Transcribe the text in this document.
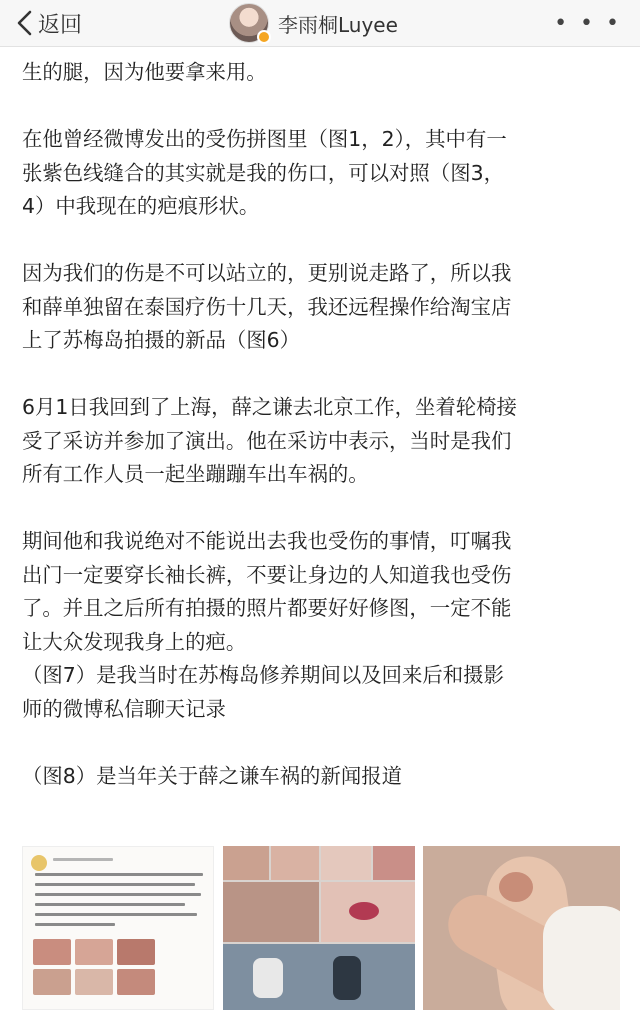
返回	李雨桐Luyee	• • •

生的腿，因为他要拿来用。

在他曾经微博发出的受伤拼图里（图1，2），其中有一
张紫色线缝合的其实就是我的伤口，可以对照（图3，
4）中我现在的疤痕形状。

因为我们的伤是不可以站立的，更别说走路了，所以我
和薛单独留在泰国疗伤十几天，我还远程操作给淘宝店
上了苏梅岛拍摄的新品（图6）

6月1日我回到了上海，薛之谦去北京工作，坐着轮椅接
受了采访并参加了演出。他在采访中表示，当时是我们
所有工作人员一起坐蹦蹦车出车祸的。

期间他和我说绝对不能说出去我也受伤的事情，叮嘱我
出门一定要穿长袖长裤，不要让身边的人知道我也受伤
了。并且之后所有拍摄的照片都要好好修图，一定不能
让大众发现我身上的疤。
（图7）是我当时在苏梅岛修养期间以及回来后和摄影
师的微博私信聊天记录

（图8）是当年关于薛之谦车祸的新闻报道
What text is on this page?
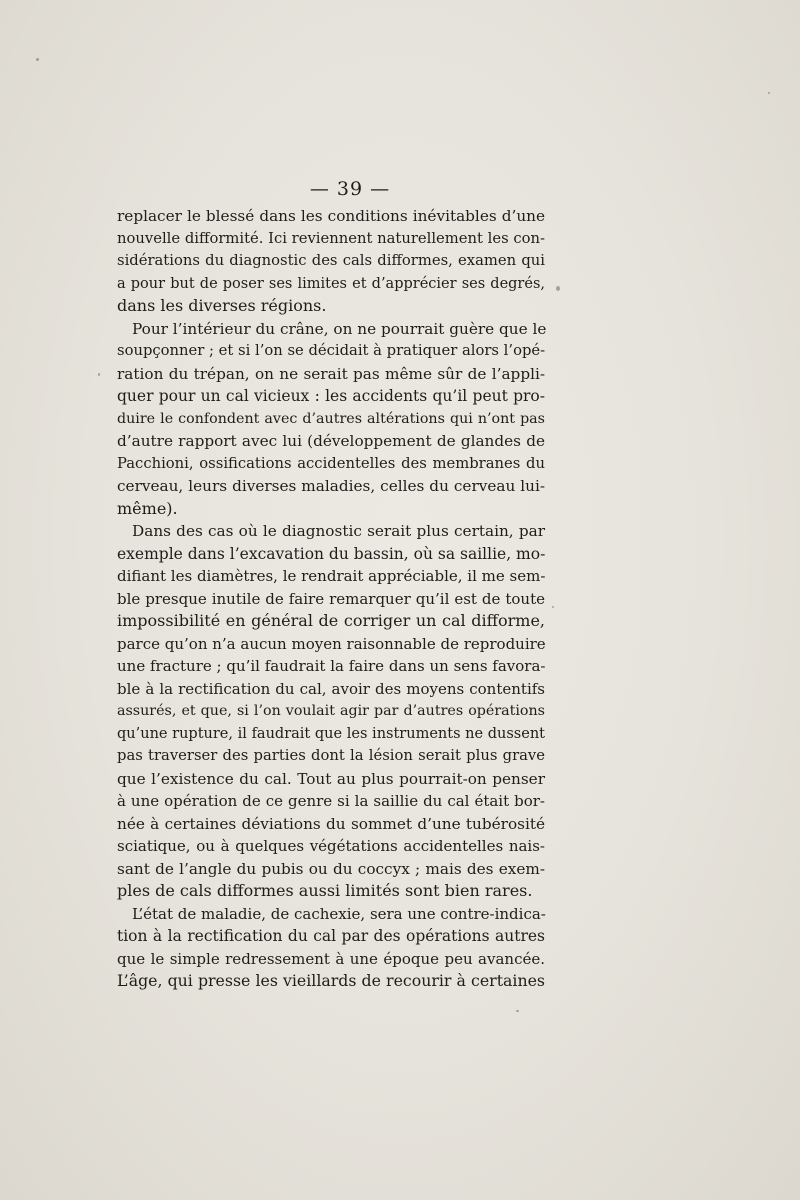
— 39 —
replacer le blessé dans les conditions inévitables d’une
nouvelle difformité. Ici reviennent naturellement les con-
sidérations du diagnostic des cals difformes, examen qui
a pour but de poser ses limites et d’apprécier ses degrés,
dans les diverses régions.
Pour l’intérieur du crâne, on ne pourrait guère que le
soupçonner ; et si l’on se décidait à pratiquer alors l’opé-
ration du trépan, on ne serait pas même sûr de l’appli-
quer pour un cal vicieux : les accidents qu’il peut pro-
duire le confondent avec d’autres altérations qui n’ont pas
d’autre rapport avec lui (développement de glandes de
Pacchioni, ossifications accidentelles des membranes du
cerveau, leurs diverses maladies, celles du cerveau lui-
même).
Dans des cas où le diagnostic serait plus certain, par
exemple dans l’excavation du bassin, où sa saillie, mo-
difiant les diamètres, le rendrait appréciable, il me sem-
ble presque inutile de faire remarquer qu’il est de toute
impossibilité en général de corriger un cal difforme,
parce qu’on n’a aucun moyen raisonnable de reproduire
une fracture ; qu’il faudrait la faire dans un sens favora-
ble à la rectification du cal, avoir des moyens contentifs
assurés, et que, si l’on voulait agir par d’autres opérations
qu’une rupture, il faudrait que les instruments ne dussent
pas traverser des parties dont la lésion serait plus grave
que l’existence du cal. Tout au plus pourrait-on penser
à une opération de ce genre si la saillie du cal était bor-
née à certaines déviations du sommet d’une tubérosité
sciatique, ou à quelques végétations accidentelles nais-
sant de l’angle du pubis ou du coccyx ; mais des exem-
ples de cals difformes aussi limités sont bien rares.
L’état de maladie, de cachexie, sera une contre-indica-
tion à la rectification du cal par des opérations autres
que le simple redressement à une époque peu avancée.
L’âge, qui presse les vieillards de recourir à certaines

______________________________

• Problem statement: Give every record back exactly as it reads, with no images.

• Written response:
Transcribe the text in this document.
返回	李雨桐Luyee	• • •

生的腿，因为他要拿来用。

在他曾经微博发出的受伤拼图里（图1，2），其中有一
张紫色线缝合的其实就是我的伤口，可以对照（图3，
4）中我现在的疤痕形状。

因为我们的伤是不可以站立的，更别说走路了，所以我
和薛单独留在泰国疗伤十几天，我还远程操作给淘宝店
上了苏梅岛拍摄的新品（图6）

6月1日我回到了上海，薛之谦去北京工作，坐着轮椅接
受了采访并参加了演出。他在采访中表示，当时是我们
所有工作人员一起坐蹦蹦车出车祸的。

期间他和我说绝对不能说出去我也受伤的事情，叮嘱我
出门一定要穿长袖长裤，不要让身边的人知道我也受伤
了。并且之后所有拍摄的照片都要好好修图，一定不能
让大众发现我身上的疤。
（图7）是我当时在苏梅岛修养期间以及回来后和摄影
师的微博私信聊天记录

（图8）是当年关于薛之谦车祸的新闻报道
What text is on this page?
— 39 —
replacer le blessé dans les conditions inévitables d’une
nouvelle difformité. Ici reviennent naturellement les con-
sidérations du diagnostic des cals difformes, examen qui
a pour but de poser ses limites et d’apprécier ses degrés,
dans les diverses régions.
Pour l’intérieur du crâne, on ne pourrait guère que le
soupçonner ; et si l’on se décidait à pratiquer alors l’opé-
ration du trépan, on ne serait pas même sûr de l’appli-
quer pour un cal vicieux : les accidents qu’il peut pro-
duire le confondent avec d’autres altérations qui n’ont pas
d’autre rapport avec lui (développement de glandes de
Pacchioni, ossifications accidentelles des membranes du
cerveau, leurs diverses maladies, celles du cerveau lui-
même).
Dans des cas où le diagnostic serait plus certain, par
exemple dans l’excavation du bassin, où sa saillie, mo-
difiant les diamètres, le rendrait appréciable, il me sem-
ble presque inutile de faire remarquer qu’il est de toute
impossibilité en général de corriger un cal difforme,
parce qu’on n’a aucun moyen raisonnable de reproduire
une fracture ; qu’il faudrait la faire dans un sens favora-
ble à la rectification du cal, avoir des moyens contentifs
assurés, et que, si l’on voulait agir par d’autres opérations
qu’une rupture, il faudrait que les instruments ne dussent
pas traverser des parties dont la lésion serait plus grave
que l’existence du cal. Tout au plus pourrait-on penser
à une opération de ce genre si la saillie du cal était bor-
née à certaines déviations du sommet d’une tubérosité
sciatique, ou à quelques végétations accidentelles nais-
sant de l’angle du pubis ou du coccyx ; mais des exem-
ples de cals difformes aussi limités sont bien rares.
L’état de maladie, de cachexie, sera une contre-indica-
tion à la rectification du cal par des opérations autres
que le simple redressement à une époque peu avancée.
L’âge, qui presse les vieillards de recourir à certaines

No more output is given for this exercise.